**LISTING**
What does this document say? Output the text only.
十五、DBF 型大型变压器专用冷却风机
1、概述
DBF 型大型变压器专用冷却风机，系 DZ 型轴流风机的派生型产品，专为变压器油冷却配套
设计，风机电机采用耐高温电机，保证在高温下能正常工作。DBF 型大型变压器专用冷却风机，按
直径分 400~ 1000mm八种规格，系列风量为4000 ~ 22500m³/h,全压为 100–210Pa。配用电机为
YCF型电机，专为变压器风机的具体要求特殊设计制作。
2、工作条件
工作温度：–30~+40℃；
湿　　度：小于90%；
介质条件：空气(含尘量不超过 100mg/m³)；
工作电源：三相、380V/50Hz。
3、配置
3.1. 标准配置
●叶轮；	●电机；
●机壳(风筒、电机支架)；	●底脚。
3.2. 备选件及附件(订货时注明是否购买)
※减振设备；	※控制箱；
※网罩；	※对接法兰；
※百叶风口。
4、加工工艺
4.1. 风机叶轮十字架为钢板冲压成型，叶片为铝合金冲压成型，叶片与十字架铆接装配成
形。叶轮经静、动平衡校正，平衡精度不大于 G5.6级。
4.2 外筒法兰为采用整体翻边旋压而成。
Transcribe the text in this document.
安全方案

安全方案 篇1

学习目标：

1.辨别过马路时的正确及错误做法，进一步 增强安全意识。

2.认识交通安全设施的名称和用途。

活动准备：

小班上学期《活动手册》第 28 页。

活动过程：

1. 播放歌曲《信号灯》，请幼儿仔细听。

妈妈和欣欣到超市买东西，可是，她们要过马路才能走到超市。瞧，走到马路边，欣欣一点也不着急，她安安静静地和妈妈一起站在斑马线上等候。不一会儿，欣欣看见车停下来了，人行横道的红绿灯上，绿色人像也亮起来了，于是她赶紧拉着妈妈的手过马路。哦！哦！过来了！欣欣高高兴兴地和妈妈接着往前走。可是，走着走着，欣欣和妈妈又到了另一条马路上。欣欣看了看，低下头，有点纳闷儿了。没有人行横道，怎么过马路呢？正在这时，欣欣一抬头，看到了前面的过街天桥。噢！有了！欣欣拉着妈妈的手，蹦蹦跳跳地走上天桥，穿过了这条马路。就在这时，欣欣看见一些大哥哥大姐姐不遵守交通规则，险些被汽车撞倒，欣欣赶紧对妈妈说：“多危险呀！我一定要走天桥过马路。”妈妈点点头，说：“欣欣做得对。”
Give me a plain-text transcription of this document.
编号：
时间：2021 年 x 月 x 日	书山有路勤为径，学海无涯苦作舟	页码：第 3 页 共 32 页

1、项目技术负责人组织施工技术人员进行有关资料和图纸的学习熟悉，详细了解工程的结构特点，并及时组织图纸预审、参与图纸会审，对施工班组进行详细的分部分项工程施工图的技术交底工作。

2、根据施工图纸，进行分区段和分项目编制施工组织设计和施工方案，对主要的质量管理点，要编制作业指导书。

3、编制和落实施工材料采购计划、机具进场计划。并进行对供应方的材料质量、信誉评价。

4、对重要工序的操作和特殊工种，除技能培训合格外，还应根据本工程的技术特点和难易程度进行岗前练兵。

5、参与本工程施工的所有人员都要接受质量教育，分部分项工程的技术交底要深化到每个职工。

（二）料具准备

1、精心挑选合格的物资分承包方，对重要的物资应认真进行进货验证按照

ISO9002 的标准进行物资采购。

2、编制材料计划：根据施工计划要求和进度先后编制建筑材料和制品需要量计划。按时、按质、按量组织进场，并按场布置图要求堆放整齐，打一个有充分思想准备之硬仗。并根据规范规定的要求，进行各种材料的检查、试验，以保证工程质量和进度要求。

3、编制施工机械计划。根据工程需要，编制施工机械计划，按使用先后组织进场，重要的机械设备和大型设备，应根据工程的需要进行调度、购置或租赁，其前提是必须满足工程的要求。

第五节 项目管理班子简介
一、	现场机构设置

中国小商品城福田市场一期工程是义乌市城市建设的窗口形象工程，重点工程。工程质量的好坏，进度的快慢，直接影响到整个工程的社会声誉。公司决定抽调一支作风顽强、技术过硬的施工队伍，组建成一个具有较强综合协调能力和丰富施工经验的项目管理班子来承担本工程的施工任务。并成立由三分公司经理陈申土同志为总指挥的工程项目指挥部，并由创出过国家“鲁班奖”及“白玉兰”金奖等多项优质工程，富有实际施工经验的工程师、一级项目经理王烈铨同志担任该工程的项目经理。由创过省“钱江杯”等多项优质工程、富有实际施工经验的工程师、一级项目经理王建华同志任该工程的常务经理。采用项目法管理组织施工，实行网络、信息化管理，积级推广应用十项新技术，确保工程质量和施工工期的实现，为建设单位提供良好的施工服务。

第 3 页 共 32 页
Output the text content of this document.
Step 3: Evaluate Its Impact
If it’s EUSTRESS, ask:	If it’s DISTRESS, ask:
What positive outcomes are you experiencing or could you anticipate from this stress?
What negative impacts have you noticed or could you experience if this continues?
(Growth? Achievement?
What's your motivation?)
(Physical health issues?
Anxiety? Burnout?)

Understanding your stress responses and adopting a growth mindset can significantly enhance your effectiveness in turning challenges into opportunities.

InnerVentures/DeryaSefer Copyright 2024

**THE REQUEST**
Every entry should be printed again exactly as written.

**TASK OUTPUT**
What does this document say? Output the text only.
十五、DBF 型大型变压器专用冷却风机
1、概述
DBF 型大型变压器专用冷却风机，系 DZ 型轴流风机的派生型产品，专为变压器油冷却配套
设计，风机电机采用耐高温电机，保证在高温下能正常工作。DBF 型大型变压器专用冷却风机，按
直径分 400~ 1000mm八种规格，系列风量为4000 ~ 22500m³/h,全压为 100–210Pa。配用电机为
YCF型电机，专为变压器风机的具体要求特殊设计制作。
2、工作条件
工作温度：–30~+40℃；
湿　　度：小于90%；
介质条件：空气(含尘量不超过 100mg/m³)；
工作电源：三相、380V/50Hz。
3、配置
3.1. 标准配置
●叶轮；	●电机；
●机壳(风筒、电机支架)；	●底脚。
3.2. 备选件及附件(订货时注明是否购买)
※减振设备；	※控制箱；
※网罩；	※对接法兰；
※百叶风口。
4、加工工艺
4.1. 风机叶轮十字架为钢板冲压成型，叶片为铝合金冲压成型，叶片与十字架铆接装配成
形。叶轮经静、动平衡校正，平衡精度不大于 G5.6级。
4.2 外筒法兰为采用整体翻边旋压而成。
Transcribe the text in this document.
安全方案

安全方案 篇1

学习目标：

1.辨别过马路时的正确及错误做法，进一步 增强安全意识。

2.认识交通安全设施的名称和用途。

活动准备：

小班上学期《活动手册》第 28 页。

活动过程：

1. 播放歌曲《信号灯》，请幼儿仔细听。

妈妈和欣欣到超市买东西，可是，她们要过马路才能走到超市。瞧，走到马路边，欣欣一点也不着急，她安安静静地和妈妈一起站在斑马线上等候。不一会儿，欣欣看见车停下来了，人行横道的红绿灯上，绿色人像也亮起来了，于是她赶紧拉着妈妈的手过马路。哦！哦！过来了！欣欣高高兴兴地和妈妈接着往前走。可是，走着走着，欣欣和妈妈又到了另一条马路上。欣欣看了看，低下头，有点纳闷儿了。没有人行横道，怎么过马路呢？正在这时，欣欣一抬头，看到了前面的过街天桥。噢！有了！欣欣拉着妈妈的手，蹦蹦跳跳地走上天桥，穿过了这条马路。就在这时，欣欣看见一些大哥哥大姐姐不遵守交通规则，险些被汽车撞倒，欣欣赶紧对妈妈说：“多危险呀！我一定要走天桥过马路。”妈妈点点头，说：“欣欣做得对。”
Give me a plain-text transcription of this document.
编号：
时间：2021 年 x 月 x 日	书山有路勤为径，学海无涯苦作舟	页码：第 3 页 共 32 页

1、项目技术负责人组织施工技术人员进行有关资料和图纸的学习熟悉，详细了解工程的结构特点，并及时组织图纸预审、参与图纸会审，对施工班组进行详细的分部分项工程施工图的技术交底工作。

2、根据施工图纸，进行分区段和分项目编制施工组织设计和施工方案，对主要的质量管理点，要编制作业指导书。

3、编制和落实施工材料采购计划、机具进场计划。并进行对供应方的材料质量、信誉评价。

4、对重要工序的操作和特殊工种，除技能培训合格外，还应根据本工程的技术特点和难易程度进行岗前练兵。

5、参与本工程施工的所有人员都要接受质量教育，分部分项工程的技术交底要深化到每个职工。

（二）料具准备

1、精心挑选合格的物资分承包方，对重要的物资应认真进行进货验证按照

ISO9002 的标准进行物资采购。

2、编制材料计划：根据施工计划要求和进度先后编制建筑材料和制品需要量计划。按时、按质、按量组织进场，并按场布置图要求堆放整齐，打一个有充分思想准备之硬仗。并根据规范规定的要求，进行各种材料的检查、试验，以保证工程质量和进度要求。

3、编制施工机械计划。根据工程需要，编制施工机械计划，按使用先后组织进场，重要的机械设备和大型设备，应根据工程的需要进行调度、购置或租赁，其前提是必须满足工程的要求。

第五节 项目管理班子简介
一、	现场机构设置

中国小商品城福田市场一期工程是义乌市城市建设的窗口形象工程，重点工程。工程质量的好坏，进度的快慢，直接影响到整个工程的社会声誉。公司决定抽调一支作风顽强、技术过硬的施工队伍，组建成一个具有较强综合协调能力和丰富施工经验的项目管理班子来承担本工程的施工任务。并成立由三分公司经理陈申土同志为总指挥的工程项目指挥部，并由创出过国家“鲁班奖”及“白玉兰”金奖等多项优质工程，富有实际施工经验的工程师、一级项目经理王烈铨同志担任该工程的项目经理。由创过省“钱江杯”等多项优质工程、富有实际施工经验的工程师、一级项目经理王建华同志任该工程的常务经理。采用项目法管理组织施工，实行网络、信息化管理，积级推广应用十项新技术，确保工程质量和施工工期的实现，为建设单位提供良好的施工服务。

第 3 页 共 32 页
Output the text content of this document.
Step 3: Evaluate Its Impact
If it’s EUSTRESS, ask:	If it’s DISTRESS, ask:
What positive outcomes are you experiencing or could you anticipate from this stress?
What negative impacts have you noticed or could you experience if this continues?
(Growth? Achievement?
What's your motivation?)
(Physical health issues?
Anxiety? Burnout?)

Understanding your stress responses and adopting a growth mindset can significantly enhance your effectiveness in turning challenges into opportunities.

InnerVentures/DeryaSefer Copyright 2024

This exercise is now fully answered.